Layout coordinate data
========
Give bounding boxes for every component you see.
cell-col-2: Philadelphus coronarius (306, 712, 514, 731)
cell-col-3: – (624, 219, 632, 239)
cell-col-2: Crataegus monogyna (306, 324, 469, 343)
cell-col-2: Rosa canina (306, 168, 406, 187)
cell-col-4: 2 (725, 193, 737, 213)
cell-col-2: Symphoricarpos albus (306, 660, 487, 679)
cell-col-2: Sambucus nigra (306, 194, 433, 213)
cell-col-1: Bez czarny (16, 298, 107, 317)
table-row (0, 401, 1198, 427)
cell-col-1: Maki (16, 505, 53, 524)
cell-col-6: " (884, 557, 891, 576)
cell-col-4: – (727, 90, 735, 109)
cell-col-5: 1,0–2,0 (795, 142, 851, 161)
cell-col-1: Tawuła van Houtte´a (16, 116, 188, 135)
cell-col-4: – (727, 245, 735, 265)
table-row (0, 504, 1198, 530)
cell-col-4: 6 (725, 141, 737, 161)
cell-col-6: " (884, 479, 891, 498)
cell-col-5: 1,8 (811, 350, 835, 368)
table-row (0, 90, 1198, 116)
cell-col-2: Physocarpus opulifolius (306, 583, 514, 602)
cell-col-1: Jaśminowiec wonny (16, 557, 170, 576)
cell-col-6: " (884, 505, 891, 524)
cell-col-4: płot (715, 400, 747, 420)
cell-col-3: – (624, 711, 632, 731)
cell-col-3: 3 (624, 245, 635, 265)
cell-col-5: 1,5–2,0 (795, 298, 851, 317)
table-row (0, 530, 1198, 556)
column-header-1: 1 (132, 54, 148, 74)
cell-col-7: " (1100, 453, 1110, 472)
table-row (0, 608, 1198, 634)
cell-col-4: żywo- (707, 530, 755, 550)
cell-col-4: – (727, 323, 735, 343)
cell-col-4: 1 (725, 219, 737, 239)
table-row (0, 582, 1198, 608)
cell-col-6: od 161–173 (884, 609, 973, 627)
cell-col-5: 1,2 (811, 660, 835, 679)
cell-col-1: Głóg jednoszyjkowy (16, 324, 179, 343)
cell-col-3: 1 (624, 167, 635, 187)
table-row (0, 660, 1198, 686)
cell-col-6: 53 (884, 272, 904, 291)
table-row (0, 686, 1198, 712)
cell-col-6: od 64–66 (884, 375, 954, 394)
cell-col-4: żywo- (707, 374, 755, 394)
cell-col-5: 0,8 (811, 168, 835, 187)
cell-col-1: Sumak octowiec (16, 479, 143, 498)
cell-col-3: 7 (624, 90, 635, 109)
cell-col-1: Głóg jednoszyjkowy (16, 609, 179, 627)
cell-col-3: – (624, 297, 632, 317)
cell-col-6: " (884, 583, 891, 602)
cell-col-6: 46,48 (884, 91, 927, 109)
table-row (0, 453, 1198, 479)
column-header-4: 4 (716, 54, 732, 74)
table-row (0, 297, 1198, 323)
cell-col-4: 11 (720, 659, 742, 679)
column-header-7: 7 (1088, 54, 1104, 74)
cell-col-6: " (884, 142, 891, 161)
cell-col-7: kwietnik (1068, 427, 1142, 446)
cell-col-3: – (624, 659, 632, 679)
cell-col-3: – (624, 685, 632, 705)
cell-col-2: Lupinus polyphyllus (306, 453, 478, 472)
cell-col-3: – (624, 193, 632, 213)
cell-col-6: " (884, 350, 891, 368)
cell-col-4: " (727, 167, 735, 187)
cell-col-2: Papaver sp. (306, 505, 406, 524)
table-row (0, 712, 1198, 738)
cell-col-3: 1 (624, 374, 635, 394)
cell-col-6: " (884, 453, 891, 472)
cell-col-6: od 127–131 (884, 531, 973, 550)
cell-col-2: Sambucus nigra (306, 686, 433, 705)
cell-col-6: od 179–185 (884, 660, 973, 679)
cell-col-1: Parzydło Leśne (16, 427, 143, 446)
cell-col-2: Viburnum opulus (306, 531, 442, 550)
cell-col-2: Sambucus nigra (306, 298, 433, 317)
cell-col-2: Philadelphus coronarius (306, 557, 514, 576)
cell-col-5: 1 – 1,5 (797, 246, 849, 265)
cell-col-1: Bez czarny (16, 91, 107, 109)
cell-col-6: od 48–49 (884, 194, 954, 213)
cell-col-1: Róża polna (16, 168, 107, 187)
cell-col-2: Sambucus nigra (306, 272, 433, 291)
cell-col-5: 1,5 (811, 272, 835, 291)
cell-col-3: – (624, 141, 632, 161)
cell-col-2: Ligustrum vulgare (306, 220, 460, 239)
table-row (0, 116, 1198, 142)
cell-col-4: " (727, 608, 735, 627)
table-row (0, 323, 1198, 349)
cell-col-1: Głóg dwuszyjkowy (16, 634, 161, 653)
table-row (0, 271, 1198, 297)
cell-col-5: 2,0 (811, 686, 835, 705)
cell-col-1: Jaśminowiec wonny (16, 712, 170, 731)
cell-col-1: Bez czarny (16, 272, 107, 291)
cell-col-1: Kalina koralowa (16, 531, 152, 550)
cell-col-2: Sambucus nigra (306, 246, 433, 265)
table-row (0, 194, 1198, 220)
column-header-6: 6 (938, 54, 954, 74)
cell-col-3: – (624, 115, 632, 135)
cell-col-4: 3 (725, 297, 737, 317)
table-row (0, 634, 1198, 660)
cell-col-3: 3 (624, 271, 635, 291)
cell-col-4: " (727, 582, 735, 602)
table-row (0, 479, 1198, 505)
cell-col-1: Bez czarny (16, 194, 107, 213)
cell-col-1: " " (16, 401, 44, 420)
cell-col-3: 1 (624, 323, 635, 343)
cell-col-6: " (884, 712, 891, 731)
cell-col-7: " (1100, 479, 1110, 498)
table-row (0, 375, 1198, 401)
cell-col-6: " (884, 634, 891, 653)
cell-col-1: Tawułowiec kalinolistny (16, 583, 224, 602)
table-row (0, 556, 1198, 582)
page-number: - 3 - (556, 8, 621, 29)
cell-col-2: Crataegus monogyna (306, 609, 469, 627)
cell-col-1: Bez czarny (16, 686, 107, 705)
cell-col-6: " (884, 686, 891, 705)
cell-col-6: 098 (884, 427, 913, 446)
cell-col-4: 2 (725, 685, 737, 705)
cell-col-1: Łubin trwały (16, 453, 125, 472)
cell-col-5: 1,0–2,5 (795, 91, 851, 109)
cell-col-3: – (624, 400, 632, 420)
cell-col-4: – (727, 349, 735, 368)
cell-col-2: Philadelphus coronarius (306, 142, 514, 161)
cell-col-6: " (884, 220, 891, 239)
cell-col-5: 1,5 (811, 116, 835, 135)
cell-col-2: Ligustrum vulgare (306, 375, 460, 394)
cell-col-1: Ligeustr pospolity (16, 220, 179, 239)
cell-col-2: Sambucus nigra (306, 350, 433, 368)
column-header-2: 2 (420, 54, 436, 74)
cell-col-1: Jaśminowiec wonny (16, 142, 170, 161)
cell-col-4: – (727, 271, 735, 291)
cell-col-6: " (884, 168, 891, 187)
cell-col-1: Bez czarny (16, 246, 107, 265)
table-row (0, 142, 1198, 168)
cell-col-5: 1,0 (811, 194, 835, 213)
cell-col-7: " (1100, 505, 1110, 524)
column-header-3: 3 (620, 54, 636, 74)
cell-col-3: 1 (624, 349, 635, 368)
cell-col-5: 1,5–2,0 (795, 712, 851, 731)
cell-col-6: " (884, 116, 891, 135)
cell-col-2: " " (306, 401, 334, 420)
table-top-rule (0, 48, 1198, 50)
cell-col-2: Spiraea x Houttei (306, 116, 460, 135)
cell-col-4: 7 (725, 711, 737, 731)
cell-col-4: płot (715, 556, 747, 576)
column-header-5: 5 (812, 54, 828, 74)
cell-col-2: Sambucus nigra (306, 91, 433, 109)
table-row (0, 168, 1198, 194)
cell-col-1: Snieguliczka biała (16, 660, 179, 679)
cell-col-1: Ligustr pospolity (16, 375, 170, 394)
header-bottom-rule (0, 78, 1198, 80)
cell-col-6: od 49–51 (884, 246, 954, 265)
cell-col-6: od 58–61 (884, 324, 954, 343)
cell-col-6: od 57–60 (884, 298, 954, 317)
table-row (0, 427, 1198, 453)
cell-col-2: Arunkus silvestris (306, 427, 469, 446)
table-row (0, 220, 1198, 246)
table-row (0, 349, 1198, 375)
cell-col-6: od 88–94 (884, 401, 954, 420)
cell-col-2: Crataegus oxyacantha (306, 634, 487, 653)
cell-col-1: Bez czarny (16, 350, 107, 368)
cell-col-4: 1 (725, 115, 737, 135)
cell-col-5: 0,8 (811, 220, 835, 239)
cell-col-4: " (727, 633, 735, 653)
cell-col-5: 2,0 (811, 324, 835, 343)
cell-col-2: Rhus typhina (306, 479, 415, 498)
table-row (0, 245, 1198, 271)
========
* Your objective: Transcribe the data line for line, starting at its first line and ending at the line that contains "cell-col-2: Sambucus nigra (306, 194, 433, 213)", with both of those lines included.

* Exercise result:
Give bounding boxes for every component you see.
cell-col-2: Philadelphus coronarius (306, 712, 514, 731)
cell-col-3: – (624, 219, 632, 239)
cell-col-2: Crataegus monogyna (306, 324, 469, 343)
cell-col-2: Rosa canina (306, 168, 406, 187)
cell-col-4: 2 (725, 193, 737, 213)
cell-col-2: Symphoricarpos albus (306, 660, 487, 679)
cell-col-2: Sambucus nigra (306, 194, 433, 213)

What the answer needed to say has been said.